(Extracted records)
** Begin **

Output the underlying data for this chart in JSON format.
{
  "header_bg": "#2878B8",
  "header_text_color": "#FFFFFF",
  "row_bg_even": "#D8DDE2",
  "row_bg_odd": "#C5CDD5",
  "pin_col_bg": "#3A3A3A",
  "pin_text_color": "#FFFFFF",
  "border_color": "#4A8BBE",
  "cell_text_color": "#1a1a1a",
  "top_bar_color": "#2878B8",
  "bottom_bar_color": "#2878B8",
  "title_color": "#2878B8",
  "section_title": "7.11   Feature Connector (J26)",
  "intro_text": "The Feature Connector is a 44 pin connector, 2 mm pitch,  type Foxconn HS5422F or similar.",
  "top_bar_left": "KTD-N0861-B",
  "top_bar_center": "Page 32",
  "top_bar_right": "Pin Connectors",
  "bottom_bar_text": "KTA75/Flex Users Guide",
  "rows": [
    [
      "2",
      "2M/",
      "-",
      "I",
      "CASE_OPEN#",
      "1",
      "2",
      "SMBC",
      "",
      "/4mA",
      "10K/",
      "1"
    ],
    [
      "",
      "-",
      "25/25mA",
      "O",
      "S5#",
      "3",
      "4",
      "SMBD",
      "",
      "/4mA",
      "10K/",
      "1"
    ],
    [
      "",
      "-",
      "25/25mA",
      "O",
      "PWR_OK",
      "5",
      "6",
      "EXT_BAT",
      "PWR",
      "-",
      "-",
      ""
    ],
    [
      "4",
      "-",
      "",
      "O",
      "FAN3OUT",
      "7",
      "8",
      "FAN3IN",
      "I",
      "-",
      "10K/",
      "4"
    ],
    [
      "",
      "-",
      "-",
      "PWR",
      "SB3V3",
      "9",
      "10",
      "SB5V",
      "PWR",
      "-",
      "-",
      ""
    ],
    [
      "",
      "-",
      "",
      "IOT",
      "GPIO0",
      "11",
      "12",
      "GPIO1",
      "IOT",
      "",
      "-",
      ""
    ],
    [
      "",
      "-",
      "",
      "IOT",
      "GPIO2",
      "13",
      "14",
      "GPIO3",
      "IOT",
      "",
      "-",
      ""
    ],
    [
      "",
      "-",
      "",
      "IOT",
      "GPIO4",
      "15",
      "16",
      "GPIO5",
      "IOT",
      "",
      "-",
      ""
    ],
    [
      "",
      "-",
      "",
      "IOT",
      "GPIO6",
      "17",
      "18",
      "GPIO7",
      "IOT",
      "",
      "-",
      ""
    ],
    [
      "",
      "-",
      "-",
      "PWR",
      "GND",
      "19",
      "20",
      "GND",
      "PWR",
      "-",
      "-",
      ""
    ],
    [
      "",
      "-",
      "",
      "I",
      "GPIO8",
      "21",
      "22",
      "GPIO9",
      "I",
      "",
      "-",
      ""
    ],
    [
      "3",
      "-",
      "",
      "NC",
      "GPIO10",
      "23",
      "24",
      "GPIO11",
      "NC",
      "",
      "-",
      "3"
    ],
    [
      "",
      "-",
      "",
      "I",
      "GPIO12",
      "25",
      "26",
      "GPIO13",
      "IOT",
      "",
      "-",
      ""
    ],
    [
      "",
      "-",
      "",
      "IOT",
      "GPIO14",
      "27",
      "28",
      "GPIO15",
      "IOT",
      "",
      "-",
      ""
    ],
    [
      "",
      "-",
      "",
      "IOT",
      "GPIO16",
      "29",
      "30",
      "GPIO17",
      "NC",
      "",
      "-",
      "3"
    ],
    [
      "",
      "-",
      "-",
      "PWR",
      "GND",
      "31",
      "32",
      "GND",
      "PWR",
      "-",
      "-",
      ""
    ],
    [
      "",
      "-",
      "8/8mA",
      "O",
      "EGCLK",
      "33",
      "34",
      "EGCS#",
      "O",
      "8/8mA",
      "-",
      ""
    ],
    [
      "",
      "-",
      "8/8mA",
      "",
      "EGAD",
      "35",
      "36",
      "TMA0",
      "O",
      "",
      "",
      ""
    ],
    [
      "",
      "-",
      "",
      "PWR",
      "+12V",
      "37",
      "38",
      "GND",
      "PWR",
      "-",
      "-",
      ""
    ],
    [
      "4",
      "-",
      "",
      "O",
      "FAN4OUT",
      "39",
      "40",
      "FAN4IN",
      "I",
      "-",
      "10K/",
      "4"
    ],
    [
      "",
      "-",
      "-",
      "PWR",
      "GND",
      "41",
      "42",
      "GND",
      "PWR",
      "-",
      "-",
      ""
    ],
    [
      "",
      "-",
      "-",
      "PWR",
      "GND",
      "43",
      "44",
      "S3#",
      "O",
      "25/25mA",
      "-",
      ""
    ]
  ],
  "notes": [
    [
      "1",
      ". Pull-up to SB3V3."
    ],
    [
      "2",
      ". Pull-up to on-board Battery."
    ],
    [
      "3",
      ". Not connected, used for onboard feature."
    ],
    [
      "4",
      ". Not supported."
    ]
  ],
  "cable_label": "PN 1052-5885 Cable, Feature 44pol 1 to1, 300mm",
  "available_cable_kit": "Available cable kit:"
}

** End **

**Request**. Lines that include the word "Pull" are to be extracted from the data above.

**Completed exercise**.
      ". Pull-up to SB3V3."
      ". Pull-up to on-board Battery."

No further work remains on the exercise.